• [OBJECTIVE]: Copy every entry below line for line, with no change to any character.

• [ROWS]:
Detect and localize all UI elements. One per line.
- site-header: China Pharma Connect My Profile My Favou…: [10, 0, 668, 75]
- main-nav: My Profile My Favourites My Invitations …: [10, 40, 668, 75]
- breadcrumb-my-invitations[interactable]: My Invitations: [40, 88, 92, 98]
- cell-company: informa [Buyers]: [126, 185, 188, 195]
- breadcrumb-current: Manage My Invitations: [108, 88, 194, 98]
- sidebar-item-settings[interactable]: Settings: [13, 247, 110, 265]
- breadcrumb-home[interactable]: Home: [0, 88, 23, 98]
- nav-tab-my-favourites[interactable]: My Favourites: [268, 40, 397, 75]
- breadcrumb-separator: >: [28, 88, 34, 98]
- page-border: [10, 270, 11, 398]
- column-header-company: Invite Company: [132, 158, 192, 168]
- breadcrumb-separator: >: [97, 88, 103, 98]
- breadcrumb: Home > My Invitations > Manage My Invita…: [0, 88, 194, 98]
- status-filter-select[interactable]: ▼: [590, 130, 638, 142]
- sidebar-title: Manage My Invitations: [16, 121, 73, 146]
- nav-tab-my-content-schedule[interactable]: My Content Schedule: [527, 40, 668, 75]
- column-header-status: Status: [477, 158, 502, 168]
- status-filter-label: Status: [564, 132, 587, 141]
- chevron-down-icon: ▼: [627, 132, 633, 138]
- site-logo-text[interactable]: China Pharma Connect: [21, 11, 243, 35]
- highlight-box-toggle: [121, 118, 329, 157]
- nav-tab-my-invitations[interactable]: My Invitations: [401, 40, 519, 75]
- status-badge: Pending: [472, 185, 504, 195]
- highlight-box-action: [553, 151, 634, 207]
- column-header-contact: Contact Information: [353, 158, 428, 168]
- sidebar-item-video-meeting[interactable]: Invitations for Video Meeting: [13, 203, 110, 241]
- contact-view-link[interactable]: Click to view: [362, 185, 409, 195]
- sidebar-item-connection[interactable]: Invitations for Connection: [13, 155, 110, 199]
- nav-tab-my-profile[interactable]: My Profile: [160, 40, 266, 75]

• [TASK SOLUTION]:
Detect and localize all UI elements. One per line.
- site-header: China Pharma Connect My Profile My Favou…: [10, 0, 668, 75]
- main-nav: My Profile My Favourites My Invitations …: [10, 40, 668, 75]
- breadcrumb-my-invitations[interactable]: My Invitations: [40, 88, 92, 98]
- cell-company: informa [Buyers]: [126, 185, 188, 195]
- breadcrumb-current: Manage My Invitations: [108, 88, 194, 98]
- sidebar-item-settings[interactable]: Settings: [13, 247, 110, 265]
- breadcrumb-home[interactable]: Home: [0, 88, 23, 98]
- nav-tab-my-favourites[interactable]: My Favourites: [268, 40, 397, 75]
- breadcrumb-separator: >: [28, 88, 34, 98]
- page-border: [10, 270, 11, 398]
- column-header-company: Invite Company: [132, 158, 192, 168]
- breadcrumb-separator: >: [97, 88, 103, 98]
- breadcrumb: Home > My Invitations > Manage My Invita…: [0, 88, 194, 98]
- status-filter-select[interactable]: ▼: [590, 130, 638, 142]
- sidebar-title: Manage My Invitations: [16, 121, 73, 146]
- nav-tab-my-content-schedule[interactable]: My Content Schedule: [527, 40, 668, 75]
- column-header-status: Status: [477, 158, 502, 168]
- status-filter-label: Status: [564, 132, 587, 141]
- chevron-down-icon: ▼: [627, 132, 633, 138]
- site-logo-text[interactable]: China Pharma Connect: [21, 11, 243, 35]
- highlight-box-toggle: [121, 118, 329, 157]
- nav-tab-my-invitations[interactable]: My Invitations: [401, 40, 519, 75]
- status-badge: Pending: [472, 185, 504, 195]
- highlight-box-action: [553, 151, 634, 207]
- column-header-contact: Contact Information: [353, 158, 428, 168]
- sidebar-item-video-meeting[interactable]: Invitations for Video Meeting: [13, 203, 110, 241]
- contact-view-link[interactable]: Click to view: [362, 185, 409, 195]
- sidebar-item-connection[interactable]: Invitations for Connection: [13, 155, 110, 199]
- nav-tab-my-profile[interactable]: My Profile: [160, 40, 266, 75]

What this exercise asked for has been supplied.